• _Do this_:
Beginning with the line where "Read out every word on this page." appears, restate the lines word for word through the last one in the listing.
— START Provided entries —
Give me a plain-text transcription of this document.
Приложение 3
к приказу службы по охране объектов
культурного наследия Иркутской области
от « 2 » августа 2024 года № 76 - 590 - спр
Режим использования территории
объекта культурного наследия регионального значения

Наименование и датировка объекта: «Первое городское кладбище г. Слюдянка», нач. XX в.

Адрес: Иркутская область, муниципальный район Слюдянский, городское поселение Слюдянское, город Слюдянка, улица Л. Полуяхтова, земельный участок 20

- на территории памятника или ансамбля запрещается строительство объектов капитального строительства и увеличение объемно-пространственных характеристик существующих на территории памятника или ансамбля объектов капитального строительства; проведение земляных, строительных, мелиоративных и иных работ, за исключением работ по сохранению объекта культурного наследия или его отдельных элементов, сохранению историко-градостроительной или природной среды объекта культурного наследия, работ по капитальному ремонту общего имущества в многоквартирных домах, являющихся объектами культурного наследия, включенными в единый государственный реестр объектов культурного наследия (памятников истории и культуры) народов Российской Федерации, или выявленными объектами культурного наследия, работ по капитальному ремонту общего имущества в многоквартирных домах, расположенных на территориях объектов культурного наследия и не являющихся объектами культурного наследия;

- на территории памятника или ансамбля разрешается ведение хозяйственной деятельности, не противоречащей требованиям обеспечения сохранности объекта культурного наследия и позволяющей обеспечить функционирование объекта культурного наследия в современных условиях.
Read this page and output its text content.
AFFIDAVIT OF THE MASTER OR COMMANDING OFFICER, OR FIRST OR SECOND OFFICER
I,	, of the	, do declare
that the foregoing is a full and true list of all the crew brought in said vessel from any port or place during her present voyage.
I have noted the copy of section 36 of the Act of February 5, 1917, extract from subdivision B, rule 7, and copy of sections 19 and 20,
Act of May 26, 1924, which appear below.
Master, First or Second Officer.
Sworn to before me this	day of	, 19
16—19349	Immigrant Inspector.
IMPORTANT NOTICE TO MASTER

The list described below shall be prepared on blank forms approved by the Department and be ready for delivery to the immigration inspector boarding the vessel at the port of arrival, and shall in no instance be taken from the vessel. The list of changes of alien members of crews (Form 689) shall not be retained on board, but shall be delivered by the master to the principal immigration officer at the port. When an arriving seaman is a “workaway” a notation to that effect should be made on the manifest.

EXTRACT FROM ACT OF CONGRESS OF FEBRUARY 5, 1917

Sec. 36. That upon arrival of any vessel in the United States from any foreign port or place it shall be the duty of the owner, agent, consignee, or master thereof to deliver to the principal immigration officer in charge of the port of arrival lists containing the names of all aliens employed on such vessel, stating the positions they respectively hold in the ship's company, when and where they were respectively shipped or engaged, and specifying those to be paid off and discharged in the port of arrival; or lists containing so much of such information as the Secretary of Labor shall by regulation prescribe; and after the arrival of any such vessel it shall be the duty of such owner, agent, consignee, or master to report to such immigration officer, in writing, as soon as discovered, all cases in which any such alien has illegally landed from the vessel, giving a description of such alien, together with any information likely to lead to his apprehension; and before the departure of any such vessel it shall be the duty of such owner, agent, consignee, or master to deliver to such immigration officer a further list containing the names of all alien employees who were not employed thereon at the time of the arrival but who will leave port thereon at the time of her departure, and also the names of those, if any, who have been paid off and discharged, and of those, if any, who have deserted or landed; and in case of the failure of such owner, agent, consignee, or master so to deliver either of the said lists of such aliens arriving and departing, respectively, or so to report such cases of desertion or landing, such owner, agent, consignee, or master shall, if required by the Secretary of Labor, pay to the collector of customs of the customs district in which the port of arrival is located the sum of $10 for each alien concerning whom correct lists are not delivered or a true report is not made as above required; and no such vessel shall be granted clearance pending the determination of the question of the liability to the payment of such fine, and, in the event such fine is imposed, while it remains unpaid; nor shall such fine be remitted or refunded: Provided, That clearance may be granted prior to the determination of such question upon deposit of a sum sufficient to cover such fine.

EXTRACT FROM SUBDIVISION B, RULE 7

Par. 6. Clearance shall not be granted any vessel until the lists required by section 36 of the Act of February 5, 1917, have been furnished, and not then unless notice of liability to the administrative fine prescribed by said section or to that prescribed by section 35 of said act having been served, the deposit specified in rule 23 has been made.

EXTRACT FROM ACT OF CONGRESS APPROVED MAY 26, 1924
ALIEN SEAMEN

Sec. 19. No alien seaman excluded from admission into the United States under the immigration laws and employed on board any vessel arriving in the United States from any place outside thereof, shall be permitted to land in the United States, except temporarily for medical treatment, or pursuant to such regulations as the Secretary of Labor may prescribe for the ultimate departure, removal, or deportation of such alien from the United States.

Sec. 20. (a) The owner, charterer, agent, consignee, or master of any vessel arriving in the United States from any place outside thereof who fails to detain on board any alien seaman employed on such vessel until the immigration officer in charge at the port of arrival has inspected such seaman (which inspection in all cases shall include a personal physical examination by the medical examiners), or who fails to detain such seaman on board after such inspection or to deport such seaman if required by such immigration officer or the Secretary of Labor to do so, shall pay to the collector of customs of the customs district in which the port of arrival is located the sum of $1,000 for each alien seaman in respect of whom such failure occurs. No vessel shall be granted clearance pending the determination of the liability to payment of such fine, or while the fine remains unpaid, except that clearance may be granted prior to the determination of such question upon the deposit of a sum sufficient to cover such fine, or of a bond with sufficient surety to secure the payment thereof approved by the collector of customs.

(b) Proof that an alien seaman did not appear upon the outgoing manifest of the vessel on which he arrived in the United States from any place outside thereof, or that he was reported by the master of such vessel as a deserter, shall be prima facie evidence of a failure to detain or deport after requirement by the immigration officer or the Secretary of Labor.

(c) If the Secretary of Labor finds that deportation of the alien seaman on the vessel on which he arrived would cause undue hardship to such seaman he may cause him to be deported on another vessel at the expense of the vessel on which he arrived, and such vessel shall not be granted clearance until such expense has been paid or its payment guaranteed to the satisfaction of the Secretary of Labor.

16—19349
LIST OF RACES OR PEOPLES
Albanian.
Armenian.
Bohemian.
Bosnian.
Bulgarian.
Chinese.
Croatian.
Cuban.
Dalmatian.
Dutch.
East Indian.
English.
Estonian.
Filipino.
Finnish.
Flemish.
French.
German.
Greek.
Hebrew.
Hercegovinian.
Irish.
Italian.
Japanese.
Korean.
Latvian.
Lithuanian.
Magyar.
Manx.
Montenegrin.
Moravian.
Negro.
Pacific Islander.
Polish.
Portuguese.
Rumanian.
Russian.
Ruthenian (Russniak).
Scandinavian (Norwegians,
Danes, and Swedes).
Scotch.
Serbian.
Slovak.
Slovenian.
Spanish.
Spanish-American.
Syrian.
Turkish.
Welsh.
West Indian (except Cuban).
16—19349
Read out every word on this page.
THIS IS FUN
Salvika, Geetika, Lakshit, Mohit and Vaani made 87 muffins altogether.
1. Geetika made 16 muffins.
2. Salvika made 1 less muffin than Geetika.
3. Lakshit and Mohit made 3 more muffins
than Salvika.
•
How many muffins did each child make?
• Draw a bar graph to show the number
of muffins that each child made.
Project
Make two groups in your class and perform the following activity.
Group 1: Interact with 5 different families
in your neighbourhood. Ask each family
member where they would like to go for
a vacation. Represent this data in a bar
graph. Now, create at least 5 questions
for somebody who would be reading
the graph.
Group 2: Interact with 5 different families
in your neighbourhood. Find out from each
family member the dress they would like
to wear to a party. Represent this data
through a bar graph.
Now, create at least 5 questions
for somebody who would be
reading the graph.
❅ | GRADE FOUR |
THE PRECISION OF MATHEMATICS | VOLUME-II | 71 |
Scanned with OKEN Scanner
— END Provided entries —
• _Completed task_:
Read out every word on this page.
THIS IS FUN
Salvika, Geetika, Lakshit, Mohit and Vaani made 87 muffins altogether.
1. Geetika made 16 muffins.
2. Salvika made 1 less muffin than Geetika.
3. Lakshit and Mohit made 3 more muffins
than Salvika.
•
How many muffins did each child make?
• Draw a bar graph to show the number
of muffins that each child made.
Project
Make two groups in your class and perform the following activity.
Group 1: Interact with 5 different families
in your neighbourhood. Ask each family
member where they would like to go for
a vacation. Represent this data in a bar
graph. Now, create at least 5 questions
for somebody who would be reading
the graph.
Group 2: Interact with 5 different families
in your neighbourhood. Find out from each
family member the dress they would like
to wear to a party. Represent this data
through a bar graph.
Now, create at least 5 questions
for somebody who would be
reading the graph.
❅ | GRADE FOUR |
THE PRECISION OF MATHEMATICS | VOLUME-II | 71 |
Scanned with OKEN Scanner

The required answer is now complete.